→ **Task**
Using the entries that follow, collect the lines where the word "无人机应用技术" appears.

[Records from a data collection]
-- START --

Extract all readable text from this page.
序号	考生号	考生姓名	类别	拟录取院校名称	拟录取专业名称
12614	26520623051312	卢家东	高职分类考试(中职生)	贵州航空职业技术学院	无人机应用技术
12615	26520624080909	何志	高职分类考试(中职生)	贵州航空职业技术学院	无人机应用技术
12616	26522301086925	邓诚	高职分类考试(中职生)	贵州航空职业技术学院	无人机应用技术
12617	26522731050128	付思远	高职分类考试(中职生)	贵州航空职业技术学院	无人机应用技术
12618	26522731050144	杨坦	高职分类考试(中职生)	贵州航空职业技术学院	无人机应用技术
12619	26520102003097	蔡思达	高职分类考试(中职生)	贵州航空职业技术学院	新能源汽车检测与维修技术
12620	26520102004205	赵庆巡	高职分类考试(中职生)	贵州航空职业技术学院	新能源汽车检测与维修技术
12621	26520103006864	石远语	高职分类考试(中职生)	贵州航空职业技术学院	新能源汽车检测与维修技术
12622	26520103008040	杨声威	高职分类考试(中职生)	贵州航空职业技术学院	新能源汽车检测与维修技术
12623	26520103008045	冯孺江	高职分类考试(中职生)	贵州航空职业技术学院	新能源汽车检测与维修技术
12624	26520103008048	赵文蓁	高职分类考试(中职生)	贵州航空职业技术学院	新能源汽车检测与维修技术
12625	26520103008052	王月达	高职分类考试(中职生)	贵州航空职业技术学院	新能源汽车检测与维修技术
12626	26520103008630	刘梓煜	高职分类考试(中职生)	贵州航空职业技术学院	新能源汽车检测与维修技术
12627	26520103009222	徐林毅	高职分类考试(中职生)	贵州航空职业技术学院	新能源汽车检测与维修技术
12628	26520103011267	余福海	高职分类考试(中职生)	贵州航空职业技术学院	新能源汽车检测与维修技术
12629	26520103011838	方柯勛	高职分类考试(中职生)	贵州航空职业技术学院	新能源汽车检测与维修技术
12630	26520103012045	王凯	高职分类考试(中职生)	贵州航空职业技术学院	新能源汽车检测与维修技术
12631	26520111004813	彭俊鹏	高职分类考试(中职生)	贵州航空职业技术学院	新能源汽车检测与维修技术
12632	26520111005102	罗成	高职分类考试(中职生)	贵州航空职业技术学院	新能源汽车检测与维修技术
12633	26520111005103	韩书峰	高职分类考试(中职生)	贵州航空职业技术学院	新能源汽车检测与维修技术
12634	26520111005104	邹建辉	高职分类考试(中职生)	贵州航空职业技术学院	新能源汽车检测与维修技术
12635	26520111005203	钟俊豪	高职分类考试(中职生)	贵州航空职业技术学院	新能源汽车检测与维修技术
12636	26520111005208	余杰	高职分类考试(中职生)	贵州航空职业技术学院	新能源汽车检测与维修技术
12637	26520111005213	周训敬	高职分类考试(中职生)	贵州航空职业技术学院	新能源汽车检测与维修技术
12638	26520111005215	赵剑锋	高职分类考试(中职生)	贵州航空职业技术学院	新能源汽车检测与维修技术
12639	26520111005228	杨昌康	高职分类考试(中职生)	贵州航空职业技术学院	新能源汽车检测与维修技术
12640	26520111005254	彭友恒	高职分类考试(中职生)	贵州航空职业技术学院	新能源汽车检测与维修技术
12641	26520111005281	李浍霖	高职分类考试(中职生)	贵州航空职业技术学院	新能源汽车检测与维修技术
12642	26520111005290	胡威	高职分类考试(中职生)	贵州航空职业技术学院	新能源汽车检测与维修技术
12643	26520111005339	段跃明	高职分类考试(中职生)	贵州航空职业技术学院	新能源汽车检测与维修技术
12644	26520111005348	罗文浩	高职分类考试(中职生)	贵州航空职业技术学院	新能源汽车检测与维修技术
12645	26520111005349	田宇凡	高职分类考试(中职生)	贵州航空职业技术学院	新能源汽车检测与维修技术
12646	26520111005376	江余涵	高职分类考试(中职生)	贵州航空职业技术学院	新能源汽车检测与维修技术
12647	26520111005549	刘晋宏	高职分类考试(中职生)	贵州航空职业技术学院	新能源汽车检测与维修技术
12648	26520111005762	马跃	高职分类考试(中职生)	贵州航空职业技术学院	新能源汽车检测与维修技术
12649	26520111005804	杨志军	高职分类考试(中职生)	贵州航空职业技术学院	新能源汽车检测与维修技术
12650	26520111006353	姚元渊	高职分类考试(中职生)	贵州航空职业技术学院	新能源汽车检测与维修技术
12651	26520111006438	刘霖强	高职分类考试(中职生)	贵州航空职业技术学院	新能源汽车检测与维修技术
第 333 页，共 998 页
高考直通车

-- END --

→ **Completed task**
12614	26520623051312	卢家东	高职分类考试(中职生)	贵州航空职业技术学院	无人机应用技术
12615	26520624080909	何志	高职分类考试(中职生)	贵州航空职业技术学院	无人机应用技术
12616	26522301086925	邓诚	高职分类考试(中职生)	贵州航空职业技术学院	无人机应用技术
12617	26522731050128	付思远	高职分类考试(中职生)	贵州航空职业技术学院	无人机应用技术
12618	26522731050144	杨坦	高职分类考试(中职生)	贵州航空职业技术学院	无人机应用技术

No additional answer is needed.